-- START OF SOURCE MATERIAL --
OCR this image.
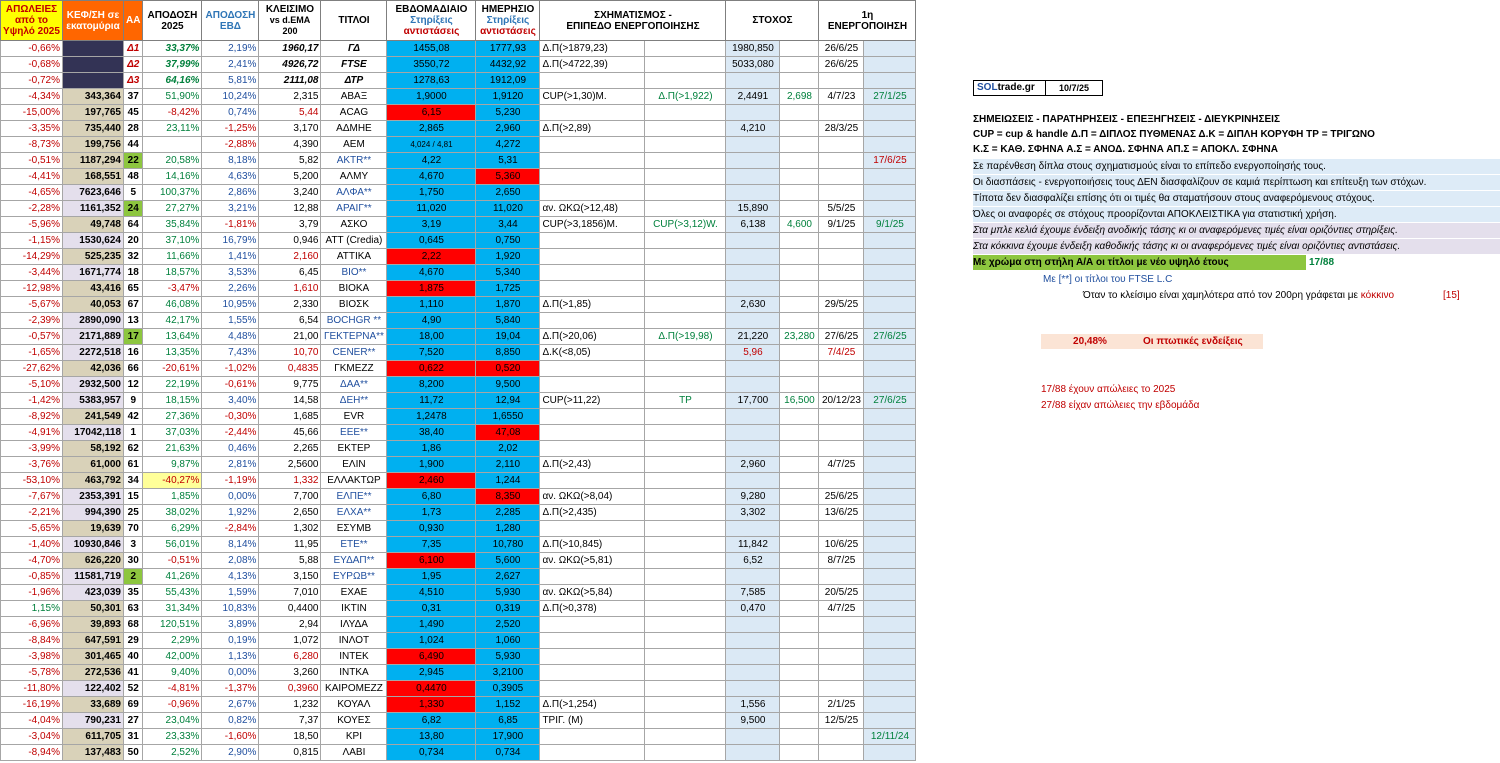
ΑΠΩΛΕΙΕΣ από το Υψηλό 2025	ΚΕΦ/ΣΗ σε εκατομύρια	ΑΑ	ΑΠΟΔΟΣΗ 2025	ΑΠΟΔΟΣΗ ΕΒΔ	ΚΛΕΙΣΙΜΟ
vs d.EMA 200	ΤΙΤΛΟΙ	ΕΒΔΟΜΑΔΙΑΙΟ
Στηρίξεις
αντιστάσεις	ΗΜΕΡΗΣΙΟ
Στηρίξεις
αντιστάσεις	ΣΧΗΜΑΤΙΣΜΟΣ -
ΕΠΙΠΕΔΟ ΕΝΕΡΓΟΠΟΙΗΣΗΣ		ΣΤΟΧΟΣ		1η ΕΝΕΡΓΟΠΟΙΗΣΗ	
-0,66%		Δ1	33,37%	2,19%	1960,17	ΓΔ	1455,08	1777,93	Δ.Π(>1879,23)		1980,850		26/6/25	
-0,68%		Δ2	37,99%	2,41%	4926,72	FTSE	3550,72	4432,92	Δ.Π(>4722,39)		5033,080		26/6/25	
-0,72%		Δ3	64,16%	5,81%	2111,08	ΔΤΡ	1278,63	1912,09						
-4,34%	343,364	37	51,90%	10,24%	2,315	ΑΒΑΞ	1,9000	1,9120	CUP(>1,30)M.	Δ.Π(>1,922)	2,4491	2,698	4/7/23	27/1/25
-15,00%	197,765	45	-8,42%	0,74%	5,44	ACAG	6,15	5,230						
-3,35%	735,440	28	23,11%	-1,25%	3,170	ΑΔΜΗΕ	2,865	2,960	Δ.Π(>2,89)		4,210		28/3/25	
-8,73%	199,756	44		-2,88%	4,390	ΑΕΜ	4,024 / 4,81	4,272						
-0,51%	1187,294	22	20,58%	8,18%	5,82	AKTR**	4,22	5,31						17/6/25
-4,41%	168,551	48	14,16%	4,63%	5,200	ΑΛΜΥ	4,670	5,360						
-4,65%	7623,646	5	100,37%	2,86%	3,240	ΑΛΦΑ**	1,750	2,650						
-2,28%	1161,352	24	27,27%	3,21%	12,88	ΑΡΑΙΓ**	11,020	11,020	αν. ΩΚΩ(>12,48)		15,890		5/5/25	
-5,96%	49,748	64	35,84%	-1,81%	3,79	ΑΣΚΟ	3,19	3,44	CUP(>3,1856)M.	CUP(>3,12)W.	6,138	4,600	9/1/25	9/1/25
-1,15%	1530,624	20	37,10%	16,79%	0,946	ATT (Credia)	0,645	0,750						
-14,29%	525,235	32	11,66%	1,41%	2,160	ΑΤΤΙΚΑ	2,22	1,920						
-3,44%	1671,774	18	18,57%	3,53%	6,45	BIO**	4,670	5,340						
-12,98%	43,416	65	-3,47%	2,26%	1,610	ΒΙΟΚΑ	1,875	1,725						
-5,67%	40,053	67	46,08%	10,95%	2,330	ΒΙΟΣΚ	1,110	1,870	Δ.Π(>1,85)		2,630		29/5/25	
-2,39%	2890,090	13	42,17%	1,55%	6,54	BOCHGR **	4,90	5,840						
-0,57%	2171,889	17	13,64%	4,48%	21,00	ΓΕΚΤΕΡΝΑ**	18,00	19,04	Δ.Π(>20,06)	Δ.Π(>19,98)	21,220	23,280	27/6/25	27/6/25
-1,65%	2272,518	16	13,35%	7,43%	10,70	CENER**	7,520	8,850	Δ.Κ(<8,05)		5,96		7/4/25	
-27,62%	42,036	66	-20,61%	-1,02%	0,4835	ΓΚΜΕΖΖ	0,622	0,520						
-5,10%	2932,500	12	22,19%	-0,61%	9,775	ΔΑΑ**	8,200	9,500						
-1,42%	5383,957	9	18,15%	3,40%	14,58	ΔΕΗ**	11,72	12,94	CUP(>11,22)	TP	17,700	16,500	20/12/23	27/6/25
-8,92%	241,549	42	27,36%	-0,30%	1,685	EVR	1,2478	1,6550						
-4,91%	17042,118	1	37,03%	-2,44%	45,66	EEE**	38,40	47,08						
-3,99%	58,192	62	21,63%	0,46%	2,265	ΕΚΤΕΡ	1,86	2,02						
-3,76%	61,000	61	9,87%	2,81%	2,5600	ΕΛΙΝ	1,900	2,110	Δ.Π(>2,43)		2,960		4/7/25	
-53,10%	463,792	34	-40,27%	-1,19%	1,332	ΕΛΛΑΚΤΩΡ	2,460	1,244						
-7,67%	2353,391	15	1,85%	0,00%	7,700	ΕΛΠΕ**	6,80	8,350	αν. ΩΚΩ(>8,04)		9,280		25/6/25	
-2,21%	994,390	25	38,02%	1,92%	2,650	ΕΛΧΑ**	1,73	2,285	Δ.Π(>2,435)		3,302		13/6/25	
-5,65%	19,639	70	6,29%	-2,84%	1,302	ΕΣΥΜΒ	0,930	1,280						
-1,40%	10930,846	3	56,01%	8,14%	11,95	ΕΤΕ**	7,35	10,780	Δ.Π(>10,845)		11,842		10/6/25	
-4,70%	626,220	30	-0,51%	2,08%	5,88	ΕΥΔΑΠ**	6,100	5,600	αν. ΩΚΩ(>5,81)		6,52		8/7/25	
-0,85%	11581,719	2	41,26%	4,13%	3,150	ΕΥΡΩΒ**	1,95	2,627						
-1,96%	423,039	35	55,43%	1,59%	7,010	ΕΧΑΕ	4,510	5,930	αν. ΩΚΩ(>5,84)		7,585		20/5/25	
1,15%	50,301	63	31,34%	10,83%	0,4400	ΙΚΤΙΝ	0,31	0,319	Δ.Π(>0,378)		0,470		4/7/25	
-6,96%	39,893	68	120,51%	3,89%	2,94	ΙΛΥΔΑ	1,490	2,520						
-8,84%	647,591	29	2,29%	0,19%	1,072	ΙΝΛΟΤ	1,024	1,060						
-3,98%	301,465	40	42,00%	1,13%	6,280	ΙΝΤΕΚ	6,490	5,930						
-5,78%	272,536	41	9,40%	0,00%	3,260	ΙΝΤΚΑ	2,945	3,2100						
-11,80%	122,402	52	-4,81%	-1,37%	0,3960	ΚΑΙΡΟΜΕΖΖ	0,4470	0,3905						
-16,19%	33,689	69	-0,96%	2,67%	1,232	ΚΟΥΑΛ	1,330	1,152	Δ.Π(>1,254)		1,556		2/1/25	
-4,04%	790,231	27	23,04%	0,82%	7,37	ΚΟΥΕΣ	6,82	6,85	ΤΡΙΓ. (Μ)		9,500		12/5/25	
-3,04%	611,705	31	23,33%	-1,60%	18,50	ΚΡΙ	13,80	17,900						12/11/24
-8,94%	137,483	50	2,52%	2,90%	0,815	ΛΑΒΙ	0,734	0,734						
SOLtrade.gr	10/7/25
ΣΗΜΕΙΩΣΕΙΣ - ΠΑΡΑΤΗΡΗΣΕΙΣ - ΕΠΕΞΗΓΗΣΕΙΣ - ΔΙΕΥΚΡΙΝΗΣΕΙΣ
CUP = cup & handle Δ.Π = ΔΙΠΛΟΣ ΠΥΘΜΕΝΑΣ Δ.Κ = ΔΙΠΛΗ ΚΟΡΥΦΗ ΤΡ = ΤΡΙΓΩΝΟ
Κ.Σ = ΚΑΘ. ΣΦΗΝΑ Α.Σ = ΑΝΟΔ. ΣΦΗΝΑ ΑΠ.Σ = ΑΠΟΚΛ. ΣΦΗΝΑ
Σε παρένθεση δίπλα στους σχηματισμούς είναι το επίπεδο ενεργοποίησής τους.
Οι διασπάσεις - ενεργοποιήσεις τους ΔΕΝ διασφαλίζουν σε καμιά περίπτωση και επίτευξη των στόχων.
Τίποτα δεν διασφαλίζει επίσης ότι οι τιμές θα σταματήσουν στους αναφερόμενους στόχους.
Όλες οι αναφορές σε στόχους προορίζονται ΑΠΟΚΛΕΙΣΤΙΚΑ για στατιστική χρήση.
Στα μπλε κελιά έχουμε ένδειξη ανοδικής τάσης κι οι αναφερόμενες τιμές είναι οριζόντιες στηρίξεις.
Στα κόκκινα έχουμε ένδειξη καθοδικής τάσης κι οι αναφερόμενες τιμές είναι οριζόντιες αντιστάσεις.
Με χρώμα στη στήλη Α/Α οι τίτλοι με νέο υψηλό έτους	17/88
Με [**] οι τίτλοι του FTSE L.C
Όταν το κλείσιμο είναι χαμηλότερα από τον 200ρη γράφεται με κόκκινο	[15]
20,48%	Οι πτωτικές ενδείξεις
17/88 έχουν απώλειες το 2025
27/88 είχαν απώλειες την εβδομάδα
-- END OF SOURCE MATERIAL --
◆ **GOAL**: Count how many lines hold the string "είναι" and give that number alone.

◆ **REPLY**: 4